What to work on: Records follow. Select each line holding "alle".

Dataset records:
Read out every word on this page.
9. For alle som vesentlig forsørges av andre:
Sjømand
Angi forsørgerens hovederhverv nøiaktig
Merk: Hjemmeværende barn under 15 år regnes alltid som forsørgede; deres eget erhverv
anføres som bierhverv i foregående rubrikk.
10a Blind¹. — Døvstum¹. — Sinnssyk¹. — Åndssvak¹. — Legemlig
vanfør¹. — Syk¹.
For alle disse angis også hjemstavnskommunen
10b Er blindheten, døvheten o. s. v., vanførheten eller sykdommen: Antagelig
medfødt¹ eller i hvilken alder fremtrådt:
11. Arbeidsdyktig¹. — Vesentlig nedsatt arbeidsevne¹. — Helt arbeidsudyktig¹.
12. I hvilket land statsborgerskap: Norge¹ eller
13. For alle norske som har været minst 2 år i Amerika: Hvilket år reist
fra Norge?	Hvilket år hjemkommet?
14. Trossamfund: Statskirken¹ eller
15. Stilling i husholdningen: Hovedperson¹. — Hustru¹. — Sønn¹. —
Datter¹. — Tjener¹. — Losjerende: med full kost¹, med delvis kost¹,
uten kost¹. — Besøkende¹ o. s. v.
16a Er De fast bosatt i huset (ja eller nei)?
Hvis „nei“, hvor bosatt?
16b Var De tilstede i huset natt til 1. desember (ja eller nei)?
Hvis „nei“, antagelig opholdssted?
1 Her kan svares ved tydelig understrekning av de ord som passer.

The solution:
9. For alle som vesentlig forsørges av andre:
For alle disse angis også hjemstavnskommunen
13. For alle norske som har været minst 2 år i Amerika: Hvilket år reist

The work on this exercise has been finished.